> **TASK STATEMENT**
Count the lines below that contain the string "rank", treating uppercase and lowercase as different, and reply with the number alone.

> **EXERCISE MATERIALS**
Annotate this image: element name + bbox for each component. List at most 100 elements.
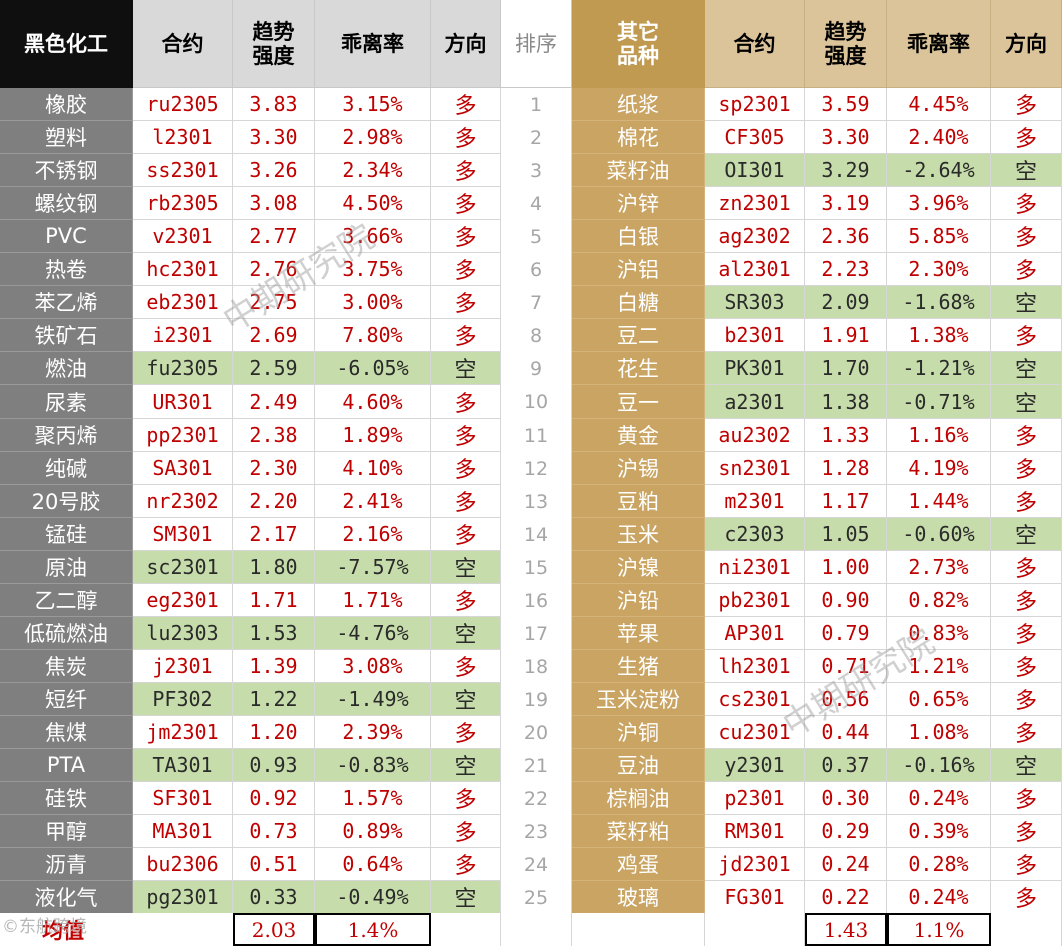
right-deviation-rate: 0.65%: [887, 683, 991, 716]
left-commodity-name: 20号胶: [0, 485, 133, 518]
right-contract: OI301: [705, 154, 805, 187]
left-commodity-name: 不锈钢: [0, 154, 133, 187]
left-contract: sc2301: [133, 551, 233, 584]
left-trend-strength: 3.30: [233, 121, 315, 154]
header-right-trend: 趋势 强度: [805, 0, 887, 88]
right-trend-strength: 1.17: [805, 485, 887, 518]
left-commodity-name: 沥青: [0, 848, 133, 881]
right-trend-strength: 3.29: [805, 154, 887, 187]
left-commodity-name: 苯乙烯: [0, 286, 133, 319]
right-direction: 多: [991, 782, 1062, 815]
rank-number: 18: [501, 650, 572, 683]
left-contract: v2301: [133, 220, 233, 253]
right-contract: SR303: [705, 286, 805, 319]
left-deviation-rate: 1.57%: [315, 782, 431, 815]
right-contract: b2301: [705, 319, 805, 352]
left-contract: rb2305: [133, 187, 233, 220]
right-commodity-name: 纸浆: [572, 88, 705, 121]
right-contract: y2301: [705, 749, 805, 782]
left-direction: 空: [431, 352, 501, 385]
header-left-contract: 合约: [133, 0, 233, 88]
rank-number: 23: [501, 815, 572, 848]
right-direction: 空: [991, 518, 1062, 551]
rank-number: 13: [501, 485, 572, 518]
right-trend-strength: 1.28: [805, 452, 887, 485]
rank-number: 25: [501, 881, 572, 914]
right-commodity-name: 白银: [572, 220, 705, 253]
left-direction: 空: [431, 551, 501, 584]
left-contract: SA301: [133, 452, 233, 485]
right-trend-strength: 1.70: [805, 352, 887, 385]
right-direction: 多: [991, 121, 1062, 154]
left-trend-strength: 2.20: [233, 485, 315, 518]
left-contract: ss2301: [133, 154, 233, 187]
right-direction: 空: [991, 749, 1062, 782]
rank-number: 9: [501, 352, 572, 385]
right-trend-strength: 0.71: [805, 650, 887, 683]
right-trend-strength: 0.44: [805, 716, 887, 749]
left-direction: 多: [431, 452, 501, 485]
right-commodity-name: 花生: [572, 352, 705, 385]
left-trend-strength: 2.38: [233, 419, 315, 452]
header-left-direction: 方向: [431, 0, 501, 88]
right-trend-strength: 1.00: [805, 551, 887, 584]
rank-number: 19: [501, 683, 572, 716]
left-trend-strength: 2.75: [233, 286, 315, 319]
right-contract: ni2301: [705, 551, 805, 584]
left-trend-strength: 2.59: [233, 352, 315, 385]
left-direction: 多: [431, 253, 501, 286]
right-contract: PK301: [705, 352, 805, 385]
right-contract: au2302: [705, 419, 805, 452]
left-commodity-name: PTA: [0, 749, 133, 782]
right-deviation-rate: 0.83%: [887, 617, 991, 650]
right-direction: 多: [991, 88, 1062, 121]
right-deviation-rate: 5.85%: [887, 220, 991, 253]
right-deviation-rate: -0.60%: [887, 518, 991, 551]
left-contract: pp2301: [133, 419, 233, 452]
left-direction: 多: [431, 782, 501, 815]
left-trend-strength: 0.93: [233, 749, 315, 782]
left-contract: i2301: [133, 319, 233, 352]
left-contract: nr2302: [133, 485, 233, 518]
right-trend-strength: 0.22: [805, 881, 887, 914]
right-direction: 多: [991, 716, 1062, 749]
right-trend-strength: 0.30: [805, 782, 887, 815]
right-direction: 多: [991, 485, 1062, 518]
left-trend-strength: 3.08: [233, 187, 315, 220]
left-contract: PF302: [133, 683, 233, 716]
right-deviation-rate: -0.71%: [887, 385, 991, 419]
right-commodity-name: 沪镍: [572, 551, 705, 584]
left-direction: 多: [431, 88, 501, 121]
rank-number: 2: [501, 121, 572, 154]
right-contract: cs2301: [705, 683, 805, 716]
left-deviation-rate: -0.83%: [315, 749, 431, 782]
rank-number: 10: [501, 385, 572, 419]
right-deviation-rate: 0.28%: [887, 848, 991, 881]
right-commodity-name: 菜籽油: [572, 154, 705, 187]
left-deviation-rate: 2.98%: [315, 121, 431, 154]
right-direction: 多: [991, 551, 1062, 584]
left-deviation-rate: 3.66%: [315, 220, 431, 253]
right-trend-strength: 1.91: [805, 319, 887, 352]
right-direction: 空: [991, 286, 1062, 319]
left-trend-strength: 3.26: [233, 154, 315, 187]
rank-number: 3: [501, 154, 572, 187]
right-commodity-name: 豆粕: [572, 485, 705, 518]
left-commodity-name: 纯碱: [0, 452, 133, 485]
left-direction: 多: [431, 187, 501, 220]
right-trend-strength: 3.59: [805, 88, 887, 121]
right-direction: 多: [991, 815, 1062, 848]
header-right-contract: 合约: [705, 0, 805, 88]
right-trend-strength: 0.56: [805, 683, 887, 716]
right-trend-strength: 2.23: [805, 253, 887, 286]
right-deviation-rate: 2.40%: [887, 121, 991, 154]
right-commodity-name: 玻璃: [572, 881, 705, 914]
right-trend-strength: 0.29: [805, 815, 887, 848]
right-trend-strength: 0.79: [805, 617, 887, 650]
left-direction: 空: [431, 881, 501, 914]
header-left-trend: 趋势 强度: [233, 0, 315, 88]
header-right-deviation: 乖离率: [887, 0, 991, 88]
right-deviation-rate: 1.21%: [887, 650, 991, 683]
left-commodity-name: 热卷: [0, 253, 133, 286]
left-direction: 多: [431, 319, 501, 352]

> **WRITTEN ANSWER**
9